*What you have to do*. Print the listing in its entirety and exactly, leaving out images.

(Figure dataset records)
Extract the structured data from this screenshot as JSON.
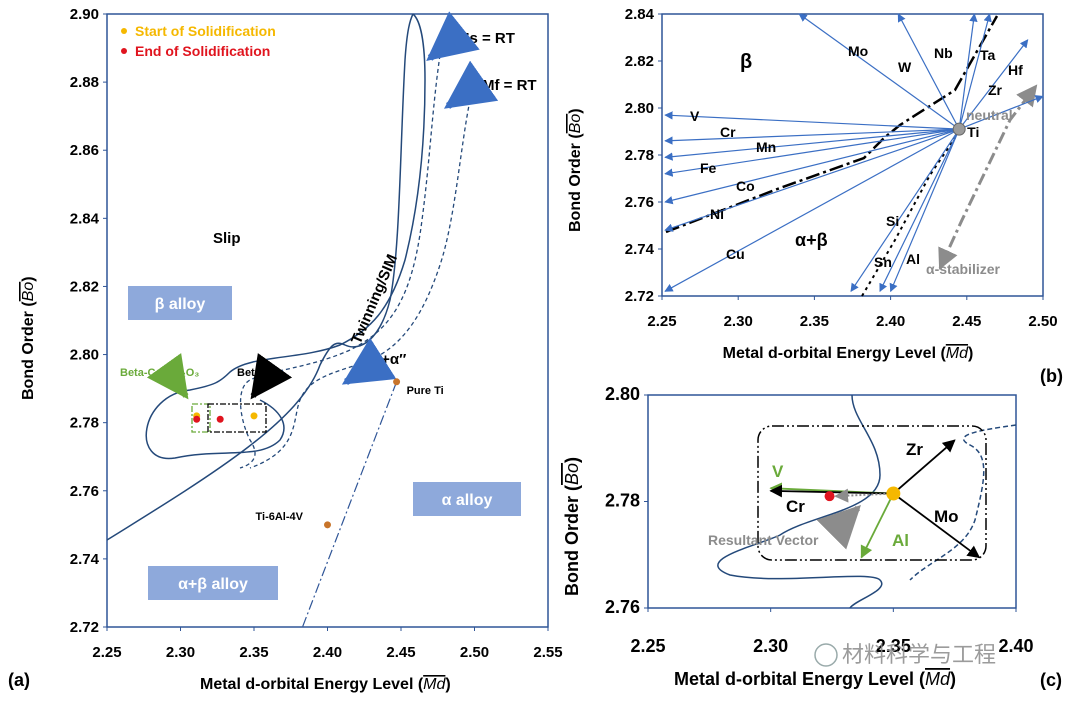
{
  "figure_labels": {
    "a": "(a)",
    "b": "(b)",
    "c": "(c)"
  },
  "colors": {
    "curve": "#24497a",
    "arrow_blue": "#3b6fc4",
    "box_fill": "#8ea9db",
    "orange": "#f5b800",
    "red": "#e0141e",
    "green": "#6aaa3a",
    "brown": "#c8742a",
    "gray": "#8c8c8c"
  },
  "watermark": "材料科学与工程",
  "chart_data": [
    {
      "id": "a",
      "type": "scatter",
      "title": "",
      "xlabel": "Metal d-orbital Energy Level (",
      "xlabel_sym": "Md",
      "ylabel": "Bond Order (",
      "ylabel_sym": "Bo",
      "xlim": [
        2.25,
        2.55
      ],
      "ylim": [
        2.72,
        2.9
      ],
      "xticks": [
        "2.25",
        "2.30",
        "2.35",
        "2.40",
        "2.45",
        "2.50",
        "2.55"
      ],
      "yticks": [
        "2.72",
        "2.74",
        "2.76",
        "2.78",
        "2.80",
        "2.82",
        "2.84",
        "2.86",
        "2.88",
        "2.90"
      ],
      "legend": [
        {
          "label": "Start of Solidification",
          "color": "#f5b800"
        },
        {
          "label": "End of Solidification",
          "color": "#e0141e"
        }
      ],
      "region_labels": [
        "β alloy",
        "α alloy",
        "α+β alloy"
      ],
      "text_labels": {
        "slip": "Slip",
        "twinning": "Twinning/SIM",
        "beta_alpha": "β+α″",
        "ms": "Ms = RT",
        "mf": "Mf = RT",
        "betac": "Beta-C",
        "betac_la": "Beta-C + La₂O₃"
      },
      "points": [
        {
          "label": "Pure Ti",
          "x": 2.447,
          "y": 2.792,
          "color": "#c8742a"
        },
        {
          "label": "Ti-6Al-4V",
          "x": 2.4,
          "y": 2.75,
          "color": "#c8742a"
        },
        {
          "label": "",
          "x": 2.35,
          "y": 2.782,
          "color": "#f5b800"
        },
        {
          "label": "",
          "x": 2.327,
          "y": 2.781,
          "color": "#e0141e"
        },
        {
          "label": "",
          "x": 2.311,
          "y": 2.782,
          "color": "#f5b800"
        },
        {
          "label": "",
          "x": 2.311,
          "y": 2.781,
          "color": "#e0141e"
        }
      ]
    },
    {
      "id": "b",
      "type": "vector",
      "xlabel": "Metal d-orbital Energy Level (",
      "xlabel_sym": "Md",
      "ylabel": "Bond Order (",
      "ylabel_sym": "Bo",
      "xlim": [
        2.25,
        2.5
      ],
      "ylim": [
        2.72,
        2.84
      ],
      "xticks": [
        "2.25",
        "2.30",
        "2.35",
        "2.40",
        "2.45",
        "2.50"
      ],
      "yticks": [
        "2.72",
        "2.74",
        "2.76",
        "2.78",
        "2.80",
        "2.82",
        "2.84"
      ],
      "origin": {
        "label": "Ti",
        "x": 2.445,
        "y": 2.791
      },
      "region_labels": {
        "beta": "β",
        "alpha_beta": "α+β"
      },
      "neutral_label": "neutral",
      "stabilizer_label": "α-stabilizer",
      "vectors": [
        {
          "label": "V",
          "x": 2.252,
          "y": 2.797
        },
        {
          "label": "Cr",
          "x": 2.252,
          "y": 2.786
        },
        {
          "label": "Mn",
          "x": 2.252,
          "y": 2.779
        },
        {
          "label": "Fe",
          "x": 2.252,
          "y": 2.772
        },
        {
          "label": "Co",
          "x": 2.252,
          "y": 2.76
        },
        {
          "label": "Ni",
          "x": 2.252,
          "y": 2.748
        },
        {
          "label": "Cu",
          "x": 2.252,
          "y": 2.722
        },
        {
          "label": "Mo",
          "x": 2.34,
          "y": 2.84
        },
        {
          "label": "W",
          "x": 2.405,
          "y": 2.84
        },
        {
          "label": "Nb",
          "x": 2.455,
          "y": 2.84
        },
        {
          "label": "Ta",
          "x": 2.465,
          "y": 2.84
        },
        {
          "label": "Hf",
          "x": 2.49,
          "y": 2.829
        },
        {
          "label": "Zr",
          "x": 2.5,
          "y": 2.805
        },
        {
          "label": "Si",
          "x": 2.374,
          "y": 2.722
        },
        {
          "label": "Sn",
          "x": 2.393,
          "y": 2.722
        },
        {
          "label": "Al",
          "x": 2.4,
          "y": 2.722
        }
      ]
    },
    {
      "id": "c",
      "type": "vector",
      "xlabel": "Metal d-orbital Energy Level (",
      "xlabel_sym": "Md",
      "ylabel": "Bond Order (",
      "ylabel_sym": "Bo",
      "xlim": [
        2.25,
        2.4
      ],
      "ylim": [
        2.76,
        2.8
      ],
      "xticks": [
        "2.25",
        "2.30",
        "2.35",
        "2.40"
      ],
      "xtick_third": "2.35",
      "yticks": [
        "2.76",
        "2.78",
        "2.80"
      ],
      "origin": {
        "x": 2.35,
        "y": 2.7815
      },
      "red_point": {
        "x": 2.324,
        "y": 2.781
      },
      "vectors": [
        {
          "label": "V",
          "x": 2.3,
          "y": 2.7825,
          "color": "#6aaa3a"
        },
        {
          "label": "Cr",
          "x": 2.3,
          "y": 2.782,
          "color": "#000000"
        },
        {
          "label": "Zr",
          "x": 2.375,
          "y": 2.7915,
          "color": "#000000"
        },
        {
          "label": "Mo",
          "x": 2.385,
          "y": 2.7695,
          "color": "#000000"
        },
        {
          "label": "Al",
          "x": 2.337,
          "y": 2.7695,
          "color": "#6aaa3a"
        }
      ],
      "resultant_label": "Resultant Vector"
    }
  ]
}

*Exercise answer*.
Extract the structured data from this screenshot as JSON.
{
  "figure_labels": {
    "a": "(a)",
    "b": "(b)",
    "c": "(c)"
  },
  "colors": {
    "curve": "#24497a",
    "arrow_blue": "#3b6fc4",
    "box_fill": "#8ea9db",
    "orange": "#f5b800",
    "red": "#e0141e",
    "green": "#6aaa3a",
    "brown": "#c8742a",
    "gray": "#8c8c8c"
  },
  "watermark": "材料科学与工程",
  "chart_data": [
    {
      "id": "a",
      "type": "scatter",
      "title": "",
      "xlabel": "Metal d-orbital Energy Level (",
      "xlabel_sym": "Md",
      "ylabel": "Bond Order (",
      "ylabel_sym": "Bo",
      "xlim": [
        2.25,
        2.55
      ],
      "ylim": [
        2.72,
        2.9
      ],
      "xticks": [
        "2.25",
        "2.30",
        "2.35",
        "2.40",
        "2.45",
        "2.50",
        "2.55"
      ],
      "yticks": [
        "2.72",
        "2.74",
        "2.76",
        "2.78",
        "2.80",
        "2.82",
        "2.84",
        "2.86",
        "2.88",
        "2.90"
      ],
      "legend": [
        {
          "label": "Start of Solidification",
          "color": "#f5b800"
        },
        {
          "label": "End of Solidification",
          "color": "#e0141e"
        }
      ],
      "region_labels": [
        "β alloy",
        "α alloy",
        "α+β alloy"
      ],
      "text_labels": {
        "slip": "Slip",
        "twinning": "Twinning/SIM",
        "beta_alpha": "β+α″",
        "ms": "Ms = RT",
        "mf": "Mf = RT",
        "betac": "Beta-C",
        "betac_la": "Beta-C + La₂O₃"
      },
      "points": [
        {
          "label": "Pure Ti",
          "x": 2.447,
          "y": 2.792,
          "color": "#c8742a"
        },
        {
          "label": "Ti-6Al-4V",
          "x": 2.4,
          "y": 2.75,
          "color": "#c8742a"
        },
        {
          "label": "",
          "x": 2.35,
          "y": 2.782,
          "color": "#f5b800"
        },
        {
          "label": "",
          "x": 2.327,
          "y": 2.781,
          "color": "#e0141e"
        },
        {
          "label": "",
          "x": 2.311,
          "y": 2.782,
          "color": "#f5b800"
        },
        {
          "label": "",
          "x": 2.311,
          "y": 2.781,
          "color": "#e0141e"
        }
      ]
    },
    {
      "id": "b",
      "type": "vector",
      "xlabel": "Metal d-orbital Energy Level (",
      "xlabel_sym": "Md",
      "ylabel": "Bond Order (",
      "ylabel_sym": "Bo",
      "xlim": [
        2.25,
        2.5
      ],
      "ylim": [
        2.72,
        2.84
      ],
      "xticks": [
        "2.25",
        "2.30",
        "2.35",
        "2.40",
        "2.45",
        "2.50"
      ],
      "yticks": [
        "2.72",
        "2.74",
        "2.76",
        "2.78",
        "2.80",
        "2.82",
        "2.84"
      ],
      "origin": {
        "label": "Ti",
        "x": 2.445,
        "y": 2.791
      },
      "region_labels": {
        "beta": "β",
        "alpha_beta": "α+β"
      },
      "neutral_label": "neutral",
      "stabilizer_label": "α-stabilizer",
      "vectors": [
        {
          "label": "V",
          "x": 2.252,
          "y": 2.797
        },
        {
          "label": "Cr",
          "x": 2.252,
          "y": 2.786
        },
        {
          "label": "Mn",
          "x": 2.252,
          "y": 2.779
        },
        {
          "label": "Fe",
          "x": 2.252,
          "y": 2.772
        },
        {
          "label": "Co",
          "x": 2.252,
          "y": 2.76
        },
        {
          "label": "Ni",
          "x": 2.252,
          "y": 2.748
        },
        {
          "label": "Cu",
          "x": 2.252,
          "y": 2.722
        },
        {
          "label": "Mo",
          "x": 2.34,
          "y": 2.84
        },
        {
          "label": "W",
          "x": 2.405,
          "y": 2.84
        },
        {
          "label": "Nb",
          "x": 2.455,
          "y": 2.84
        },
        {
          "label": "Ta",
          "x": 2.465,
          "y": 2.84
        },
        {
          "label": "Hf",
          "x": 2.49,
          "y": 2.829
        },
        {
          "label": "Zr",
          "x": 2.5,
          "y": 2.805
        },
        {
          "label": "Si",
          "x": 2.374,
          "y": 2.722
        },
        {
          "label": "Sn",
          "x": 2.393,
          "y": 2.722
        },
        {
          "label": "Al",
          "x": 2.4,
          "y": 2.722
        }
      ]
    },
    {
      "id": "c",
      "type": "vector",
      "xlabel": "Metal d-orbital Energy Level (",
      "xlabel_sym": "Md",
      "ylabel": "Bond Order (",
      "ylabel_sym": "Bo",
      "xlim": [
        2.25,
        2.4
      ],
      "ylim": [
        2.76,
        2.8
      ],
      "xticks": [
        "2.25",
        "2.30",
        "2.35",
        "2.40"
      ],
      "xtick_third": "2.35",
      "yticks": [
        "2.76",
        "2.78",
        "2.80"
      ],
      "origin": {
        "x": 2.35,
        "y": 2.7815
      },
      "red_point": {
        "x": 2.324,
        "y": 2.781
      },
      "vectors": [
        {
          "label": "V",
          "x": 2.3,
          "y": 2.7825,
          "color": "#6aaa3a"
        },
        {
          "label": "Cr",
          "x": 2.3,
          "y": 2.782,
          "color": "#000000"
        },
        {
          "label": "Zr",
          "x": 2.375,
          "y": 2.7915,
          "color": "#000000"
        },
        {
          "label": "Mo",
          "x": 2.385,
          "y": 2.7695,
          "color": "#000000"
        },
        {
          "label": "Al",
          "x": 2.337,
          "y": 2.7695,
          "color": "#6aaa3a"
        }
      ],
      "resultant_label": "Resultant Vector"
    }
  ]
}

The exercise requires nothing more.